WRITTEN REQUEST ::
Count every line of these entries that holds the word "bedroom", and reply with the number only.

DATA RECORDS ::
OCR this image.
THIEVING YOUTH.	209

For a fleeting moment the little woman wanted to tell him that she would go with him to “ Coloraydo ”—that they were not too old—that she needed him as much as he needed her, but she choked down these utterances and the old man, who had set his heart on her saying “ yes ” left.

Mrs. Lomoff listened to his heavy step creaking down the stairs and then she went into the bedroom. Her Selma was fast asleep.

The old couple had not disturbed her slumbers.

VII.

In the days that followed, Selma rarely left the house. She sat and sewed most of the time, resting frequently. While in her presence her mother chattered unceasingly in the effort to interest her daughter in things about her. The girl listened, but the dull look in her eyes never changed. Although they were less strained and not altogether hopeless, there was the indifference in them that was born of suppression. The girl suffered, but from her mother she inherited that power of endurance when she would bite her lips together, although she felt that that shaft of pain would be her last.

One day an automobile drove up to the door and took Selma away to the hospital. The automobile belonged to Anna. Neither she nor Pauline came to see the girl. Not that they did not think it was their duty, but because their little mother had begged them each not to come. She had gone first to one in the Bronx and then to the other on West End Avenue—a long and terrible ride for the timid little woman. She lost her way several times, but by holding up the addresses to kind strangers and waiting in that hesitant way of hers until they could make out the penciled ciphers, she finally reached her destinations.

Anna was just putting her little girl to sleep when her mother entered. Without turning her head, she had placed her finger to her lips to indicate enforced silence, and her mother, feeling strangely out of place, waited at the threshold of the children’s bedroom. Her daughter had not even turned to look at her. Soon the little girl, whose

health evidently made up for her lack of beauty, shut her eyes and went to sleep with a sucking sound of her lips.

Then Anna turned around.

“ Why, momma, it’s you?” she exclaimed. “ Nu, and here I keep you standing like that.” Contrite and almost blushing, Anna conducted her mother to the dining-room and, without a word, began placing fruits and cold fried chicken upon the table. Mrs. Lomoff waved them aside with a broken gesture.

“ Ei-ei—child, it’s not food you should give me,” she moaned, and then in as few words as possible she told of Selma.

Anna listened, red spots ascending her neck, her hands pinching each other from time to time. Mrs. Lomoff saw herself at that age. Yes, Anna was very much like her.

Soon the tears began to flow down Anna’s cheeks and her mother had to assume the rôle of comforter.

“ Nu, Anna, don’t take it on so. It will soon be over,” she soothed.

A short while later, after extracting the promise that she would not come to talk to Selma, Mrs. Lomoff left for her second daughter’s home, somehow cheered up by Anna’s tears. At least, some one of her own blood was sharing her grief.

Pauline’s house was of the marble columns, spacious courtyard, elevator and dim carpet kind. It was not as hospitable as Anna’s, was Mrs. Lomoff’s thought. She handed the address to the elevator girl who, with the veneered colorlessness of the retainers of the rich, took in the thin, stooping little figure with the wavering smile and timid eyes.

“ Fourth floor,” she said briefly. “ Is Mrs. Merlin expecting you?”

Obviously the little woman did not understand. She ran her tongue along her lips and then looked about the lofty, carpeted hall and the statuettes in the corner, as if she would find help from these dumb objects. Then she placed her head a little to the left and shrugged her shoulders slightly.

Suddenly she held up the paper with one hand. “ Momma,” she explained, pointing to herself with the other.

==

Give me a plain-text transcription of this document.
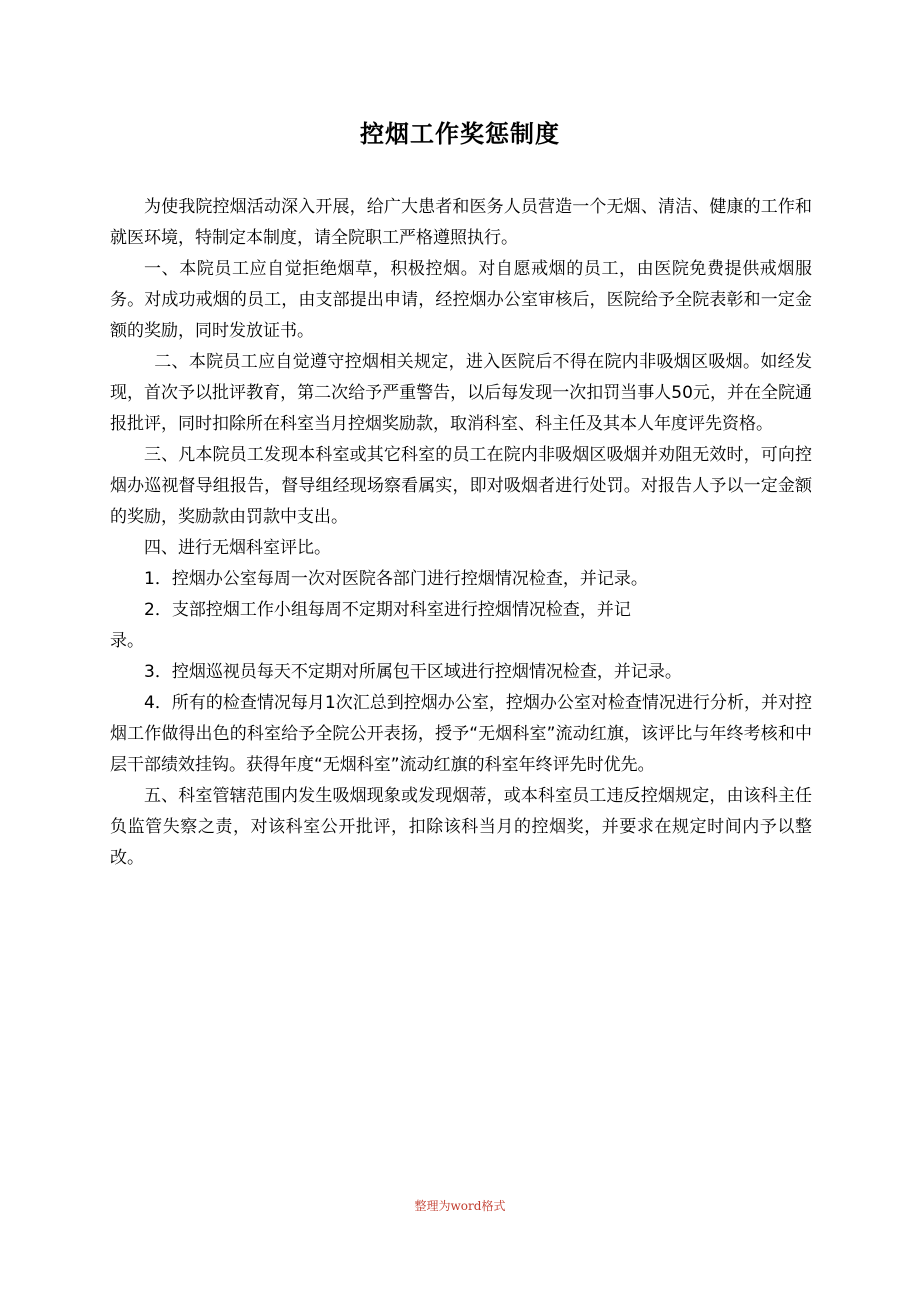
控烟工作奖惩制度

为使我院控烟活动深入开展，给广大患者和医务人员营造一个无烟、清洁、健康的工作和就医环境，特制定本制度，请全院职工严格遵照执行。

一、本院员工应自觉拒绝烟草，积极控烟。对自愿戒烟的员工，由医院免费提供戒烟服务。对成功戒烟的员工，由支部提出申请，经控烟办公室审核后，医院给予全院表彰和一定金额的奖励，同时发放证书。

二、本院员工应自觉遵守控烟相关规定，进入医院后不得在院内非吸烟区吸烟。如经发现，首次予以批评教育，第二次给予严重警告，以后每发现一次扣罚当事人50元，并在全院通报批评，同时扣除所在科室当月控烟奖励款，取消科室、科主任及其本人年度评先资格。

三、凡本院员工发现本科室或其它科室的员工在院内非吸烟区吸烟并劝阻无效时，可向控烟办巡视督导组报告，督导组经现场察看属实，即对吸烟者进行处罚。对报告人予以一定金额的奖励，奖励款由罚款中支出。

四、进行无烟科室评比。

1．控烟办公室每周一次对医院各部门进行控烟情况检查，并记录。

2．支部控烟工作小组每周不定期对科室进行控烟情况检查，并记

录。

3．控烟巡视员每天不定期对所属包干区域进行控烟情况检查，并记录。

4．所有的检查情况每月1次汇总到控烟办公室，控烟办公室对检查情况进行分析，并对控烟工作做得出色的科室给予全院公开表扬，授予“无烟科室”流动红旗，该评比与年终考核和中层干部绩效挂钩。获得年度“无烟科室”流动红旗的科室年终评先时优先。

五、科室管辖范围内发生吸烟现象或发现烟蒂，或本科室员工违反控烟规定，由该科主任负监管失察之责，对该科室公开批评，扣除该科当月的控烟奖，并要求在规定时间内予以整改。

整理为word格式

...

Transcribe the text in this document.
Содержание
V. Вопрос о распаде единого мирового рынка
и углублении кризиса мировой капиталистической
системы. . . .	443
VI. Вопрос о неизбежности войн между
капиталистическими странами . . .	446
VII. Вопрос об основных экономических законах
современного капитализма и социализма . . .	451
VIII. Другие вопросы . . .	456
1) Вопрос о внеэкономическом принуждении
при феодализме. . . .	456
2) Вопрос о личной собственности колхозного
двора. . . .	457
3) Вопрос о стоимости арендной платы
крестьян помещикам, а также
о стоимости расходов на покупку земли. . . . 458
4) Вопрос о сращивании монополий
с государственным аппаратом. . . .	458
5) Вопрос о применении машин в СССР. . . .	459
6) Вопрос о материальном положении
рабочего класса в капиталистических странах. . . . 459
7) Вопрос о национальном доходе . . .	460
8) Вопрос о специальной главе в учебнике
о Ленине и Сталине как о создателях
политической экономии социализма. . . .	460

TASK ANSWER ::
2